In the data below, locate each line with the word "true" and list it.

--- Start ---

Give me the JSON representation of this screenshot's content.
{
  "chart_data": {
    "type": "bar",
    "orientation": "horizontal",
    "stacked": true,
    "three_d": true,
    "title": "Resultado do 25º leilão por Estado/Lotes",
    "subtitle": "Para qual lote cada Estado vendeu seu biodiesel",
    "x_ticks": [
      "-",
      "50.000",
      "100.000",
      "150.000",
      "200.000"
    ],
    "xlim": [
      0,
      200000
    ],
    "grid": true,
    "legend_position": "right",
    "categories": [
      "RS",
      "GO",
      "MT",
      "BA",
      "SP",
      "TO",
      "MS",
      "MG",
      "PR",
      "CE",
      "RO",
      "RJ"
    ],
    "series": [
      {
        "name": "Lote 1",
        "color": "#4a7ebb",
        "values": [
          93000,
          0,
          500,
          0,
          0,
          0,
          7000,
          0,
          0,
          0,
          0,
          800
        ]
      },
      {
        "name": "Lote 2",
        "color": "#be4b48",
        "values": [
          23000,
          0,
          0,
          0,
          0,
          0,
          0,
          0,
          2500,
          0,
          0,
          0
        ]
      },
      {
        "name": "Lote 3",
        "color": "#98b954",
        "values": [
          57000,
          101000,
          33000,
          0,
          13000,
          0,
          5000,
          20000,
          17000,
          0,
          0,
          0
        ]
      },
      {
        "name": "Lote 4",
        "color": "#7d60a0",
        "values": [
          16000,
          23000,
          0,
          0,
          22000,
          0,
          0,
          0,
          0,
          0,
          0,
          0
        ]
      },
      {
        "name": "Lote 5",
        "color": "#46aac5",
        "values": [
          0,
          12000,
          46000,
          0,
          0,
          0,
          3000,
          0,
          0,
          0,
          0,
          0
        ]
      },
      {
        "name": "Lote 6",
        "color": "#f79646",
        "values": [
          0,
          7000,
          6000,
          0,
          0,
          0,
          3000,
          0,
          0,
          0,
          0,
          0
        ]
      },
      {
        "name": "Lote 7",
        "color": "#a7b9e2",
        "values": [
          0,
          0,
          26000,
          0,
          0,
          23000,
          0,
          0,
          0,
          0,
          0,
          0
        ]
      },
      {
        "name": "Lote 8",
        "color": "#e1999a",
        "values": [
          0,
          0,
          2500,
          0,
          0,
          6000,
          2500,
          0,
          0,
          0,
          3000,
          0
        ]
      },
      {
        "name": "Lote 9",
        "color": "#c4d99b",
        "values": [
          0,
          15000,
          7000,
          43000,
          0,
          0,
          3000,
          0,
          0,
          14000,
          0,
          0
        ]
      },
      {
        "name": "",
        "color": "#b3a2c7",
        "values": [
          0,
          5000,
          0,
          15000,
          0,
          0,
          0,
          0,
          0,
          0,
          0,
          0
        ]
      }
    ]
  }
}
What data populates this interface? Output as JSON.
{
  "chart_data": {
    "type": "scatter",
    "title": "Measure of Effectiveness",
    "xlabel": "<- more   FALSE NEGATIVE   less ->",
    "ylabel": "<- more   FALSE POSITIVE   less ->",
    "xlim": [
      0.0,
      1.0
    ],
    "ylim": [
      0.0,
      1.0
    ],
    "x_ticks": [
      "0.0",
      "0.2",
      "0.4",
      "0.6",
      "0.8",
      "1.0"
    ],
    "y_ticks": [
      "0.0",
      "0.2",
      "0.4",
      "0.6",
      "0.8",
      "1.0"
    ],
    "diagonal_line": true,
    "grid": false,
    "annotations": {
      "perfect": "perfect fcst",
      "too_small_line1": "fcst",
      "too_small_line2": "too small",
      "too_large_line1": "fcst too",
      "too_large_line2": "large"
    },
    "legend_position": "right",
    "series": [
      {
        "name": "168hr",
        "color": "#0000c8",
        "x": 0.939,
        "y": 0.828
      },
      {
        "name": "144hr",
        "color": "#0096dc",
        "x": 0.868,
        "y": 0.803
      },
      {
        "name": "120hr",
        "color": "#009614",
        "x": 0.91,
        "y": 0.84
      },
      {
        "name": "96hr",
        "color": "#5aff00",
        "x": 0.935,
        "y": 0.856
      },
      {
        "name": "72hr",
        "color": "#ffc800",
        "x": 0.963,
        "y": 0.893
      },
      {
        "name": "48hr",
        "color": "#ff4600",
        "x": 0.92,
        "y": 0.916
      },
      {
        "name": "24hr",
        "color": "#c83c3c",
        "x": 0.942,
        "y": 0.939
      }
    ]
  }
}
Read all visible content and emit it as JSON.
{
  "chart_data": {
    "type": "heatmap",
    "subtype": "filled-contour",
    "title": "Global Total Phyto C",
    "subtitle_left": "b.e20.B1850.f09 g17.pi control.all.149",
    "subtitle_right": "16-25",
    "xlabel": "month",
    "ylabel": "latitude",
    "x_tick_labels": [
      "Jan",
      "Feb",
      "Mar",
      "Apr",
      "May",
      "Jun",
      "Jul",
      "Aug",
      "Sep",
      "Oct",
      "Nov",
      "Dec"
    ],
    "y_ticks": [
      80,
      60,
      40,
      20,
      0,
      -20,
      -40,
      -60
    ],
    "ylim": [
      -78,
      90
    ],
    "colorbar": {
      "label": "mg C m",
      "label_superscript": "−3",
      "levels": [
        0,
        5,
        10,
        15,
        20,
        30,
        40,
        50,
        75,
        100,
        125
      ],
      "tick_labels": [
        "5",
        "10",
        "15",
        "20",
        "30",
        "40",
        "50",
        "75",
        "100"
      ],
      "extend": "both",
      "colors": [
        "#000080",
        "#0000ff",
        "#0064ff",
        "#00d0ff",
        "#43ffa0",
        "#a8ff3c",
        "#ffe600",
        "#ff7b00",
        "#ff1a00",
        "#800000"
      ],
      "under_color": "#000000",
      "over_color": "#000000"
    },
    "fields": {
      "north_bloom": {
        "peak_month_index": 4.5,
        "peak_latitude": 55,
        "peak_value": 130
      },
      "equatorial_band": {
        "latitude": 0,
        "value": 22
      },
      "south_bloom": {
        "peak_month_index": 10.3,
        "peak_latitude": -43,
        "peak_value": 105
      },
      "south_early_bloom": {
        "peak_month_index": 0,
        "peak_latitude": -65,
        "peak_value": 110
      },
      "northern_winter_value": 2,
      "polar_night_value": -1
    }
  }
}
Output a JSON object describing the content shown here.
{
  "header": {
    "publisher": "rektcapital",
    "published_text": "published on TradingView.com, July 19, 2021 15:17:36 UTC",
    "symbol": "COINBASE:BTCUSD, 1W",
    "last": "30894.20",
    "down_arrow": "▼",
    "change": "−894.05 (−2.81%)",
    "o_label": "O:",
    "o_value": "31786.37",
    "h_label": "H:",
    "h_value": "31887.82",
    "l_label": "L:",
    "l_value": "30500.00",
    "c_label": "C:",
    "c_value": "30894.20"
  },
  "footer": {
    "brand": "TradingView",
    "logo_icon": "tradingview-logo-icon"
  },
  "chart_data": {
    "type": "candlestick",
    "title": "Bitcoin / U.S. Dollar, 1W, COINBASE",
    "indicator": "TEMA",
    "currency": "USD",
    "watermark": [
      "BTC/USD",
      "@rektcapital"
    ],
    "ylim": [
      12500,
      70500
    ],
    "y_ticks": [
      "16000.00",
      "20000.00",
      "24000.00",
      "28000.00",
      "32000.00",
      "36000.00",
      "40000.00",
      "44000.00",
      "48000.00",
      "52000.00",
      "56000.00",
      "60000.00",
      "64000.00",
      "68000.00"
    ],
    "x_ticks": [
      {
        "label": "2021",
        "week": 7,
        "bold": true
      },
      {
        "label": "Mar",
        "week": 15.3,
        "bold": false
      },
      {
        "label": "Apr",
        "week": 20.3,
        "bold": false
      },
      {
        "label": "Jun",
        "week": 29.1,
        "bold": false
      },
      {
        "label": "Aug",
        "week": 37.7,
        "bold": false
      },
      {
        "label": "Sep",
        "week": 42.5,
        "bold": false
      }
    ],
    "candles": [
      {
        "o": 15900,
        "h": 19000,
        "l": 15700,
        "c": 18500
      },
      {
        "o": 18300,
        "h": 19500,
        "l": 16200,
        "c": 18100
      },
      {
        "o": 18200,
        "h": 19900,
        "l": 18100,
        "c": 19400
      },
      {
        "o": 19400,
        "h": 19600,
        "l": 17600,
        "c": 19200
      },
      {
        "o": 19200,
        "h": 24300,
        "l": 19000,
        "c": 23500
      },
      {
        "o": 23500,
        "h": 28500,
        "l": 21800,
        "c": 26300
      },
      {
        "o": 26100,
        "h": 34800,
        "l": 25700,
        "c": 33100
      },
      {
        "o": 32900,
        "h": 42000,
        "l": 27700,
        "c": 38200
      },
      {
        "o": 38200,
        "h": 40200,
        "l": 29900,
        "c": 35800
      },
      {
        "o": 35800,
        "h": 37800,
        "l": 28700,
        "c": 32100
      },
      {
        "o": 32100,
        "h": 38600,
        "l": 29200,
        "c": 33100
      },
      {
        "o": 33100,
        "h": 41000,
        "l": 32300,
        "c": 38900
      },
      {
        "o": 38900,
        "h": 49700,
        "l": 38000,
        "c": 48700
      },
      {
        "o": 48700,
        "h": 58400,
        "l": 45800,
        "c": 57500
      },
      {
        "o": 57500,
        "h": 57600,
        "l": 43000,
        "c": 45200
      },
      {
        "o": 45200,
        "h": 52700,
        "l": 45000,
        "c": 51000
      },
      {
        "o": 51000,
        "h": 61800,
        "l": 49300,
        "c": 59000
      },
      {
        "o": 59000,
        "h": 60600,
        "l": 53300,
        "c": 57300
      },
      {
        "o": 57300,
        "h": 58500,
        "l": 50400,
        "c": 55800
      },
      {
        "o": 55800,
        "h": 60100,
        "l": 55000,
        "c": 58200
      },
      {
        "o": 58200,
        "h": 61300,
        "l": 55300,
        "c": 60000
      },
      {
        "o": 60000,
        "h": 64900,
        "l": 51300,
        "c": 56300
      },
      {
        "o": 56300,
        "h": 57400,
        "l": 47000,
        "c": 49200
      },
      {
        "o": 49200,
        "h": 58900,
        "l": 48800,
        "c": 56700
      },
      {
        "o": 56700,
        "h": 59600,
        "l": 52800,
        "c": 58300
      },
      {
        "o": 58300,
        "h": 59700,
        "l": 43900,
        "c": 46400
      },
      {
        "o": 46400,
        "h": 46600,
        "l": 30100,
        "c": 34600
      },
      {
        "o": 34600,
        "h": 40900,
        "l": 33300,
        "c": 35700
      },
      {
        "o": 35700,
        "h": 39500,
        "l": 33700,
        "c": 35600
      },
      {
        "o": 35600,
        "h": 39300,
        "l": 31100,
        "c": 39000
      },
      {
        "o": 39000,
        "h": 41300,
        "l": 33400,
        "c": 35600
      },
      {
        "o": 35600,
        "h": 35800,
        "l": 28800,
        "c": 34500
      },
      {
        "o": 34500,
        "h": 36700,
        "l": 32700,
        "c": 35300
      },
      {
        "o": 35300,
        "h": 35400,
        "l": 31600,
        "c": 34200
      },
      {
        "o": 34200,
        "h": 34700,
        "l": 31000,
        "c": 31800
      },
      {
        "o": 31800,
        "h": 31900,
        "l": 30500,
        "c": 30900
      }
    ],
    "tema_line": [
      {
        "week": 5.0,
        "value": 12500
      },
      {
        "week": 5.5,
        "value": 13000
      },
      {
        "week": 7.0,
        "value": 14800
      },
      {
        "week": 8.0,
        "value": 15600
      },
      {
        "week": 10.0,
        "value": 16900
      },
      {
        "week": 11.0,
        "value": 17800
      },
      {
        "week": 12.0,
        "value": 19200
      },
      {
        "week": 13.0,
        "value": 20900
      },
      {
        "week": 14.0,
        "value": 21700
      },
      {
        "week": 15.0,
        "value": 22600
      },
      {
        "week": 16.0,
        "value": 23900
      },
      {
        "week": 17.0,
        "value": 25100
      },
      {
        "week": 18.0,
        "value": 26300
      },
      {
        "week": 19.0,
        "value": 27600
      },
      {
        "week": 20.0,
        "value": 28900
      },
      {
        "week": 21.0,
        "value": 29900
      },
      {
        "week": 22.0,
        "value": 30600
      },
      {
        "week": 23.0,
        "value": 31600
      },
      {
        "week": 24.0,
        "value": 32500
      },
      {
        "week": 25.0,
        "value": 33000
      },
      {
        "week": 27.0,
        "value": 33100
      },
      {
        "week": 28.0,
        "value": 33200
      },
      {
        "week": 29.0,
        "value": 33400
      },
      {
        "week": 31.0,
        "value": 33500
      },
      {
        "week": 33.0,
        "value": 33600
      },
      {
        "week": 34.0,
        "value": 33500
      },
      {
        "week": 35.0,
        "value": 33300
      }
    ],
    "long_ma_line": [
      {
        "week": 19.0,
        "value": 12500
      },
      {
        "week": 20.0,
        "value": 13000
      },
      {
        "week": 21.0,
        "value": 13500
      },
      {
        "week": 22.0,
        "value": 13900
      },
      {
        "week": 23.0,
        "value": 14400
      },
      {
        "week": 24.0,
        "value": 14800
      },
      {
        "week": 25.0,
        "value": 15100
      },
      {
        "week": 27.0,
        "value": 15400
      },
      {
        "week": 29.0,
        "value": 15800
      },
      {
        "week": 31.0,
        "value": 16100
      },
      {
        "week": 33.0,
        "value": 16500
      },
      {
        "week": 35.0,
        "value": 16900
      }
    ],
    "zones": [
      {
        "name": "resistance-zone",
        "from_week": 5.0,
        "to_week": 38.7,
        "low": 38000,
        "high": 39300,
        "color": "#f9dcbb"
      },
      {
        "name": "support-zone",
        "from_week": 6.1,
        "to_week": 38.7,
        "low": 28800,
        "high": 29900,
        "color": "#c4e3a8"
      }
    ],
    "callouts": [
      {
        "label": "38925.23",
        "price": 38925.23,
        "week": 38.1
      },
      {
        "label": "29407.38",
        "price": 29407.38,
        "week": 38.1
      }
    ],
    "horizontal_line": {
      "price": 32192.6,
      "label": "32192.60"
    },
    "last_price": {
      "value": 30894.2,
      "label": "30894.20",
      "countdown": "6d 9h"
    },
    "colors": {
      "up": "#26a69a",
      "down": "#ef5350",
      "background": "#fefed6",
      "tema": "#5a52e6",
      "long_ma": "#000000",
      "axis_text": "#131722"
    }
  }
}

--- End ---

■ **SOLUTION TO THIS PROBLEM**:
    "stacked": true,
    "three_d": true,
    "grid": true,
    "diagonal_line": true,
        "bold": true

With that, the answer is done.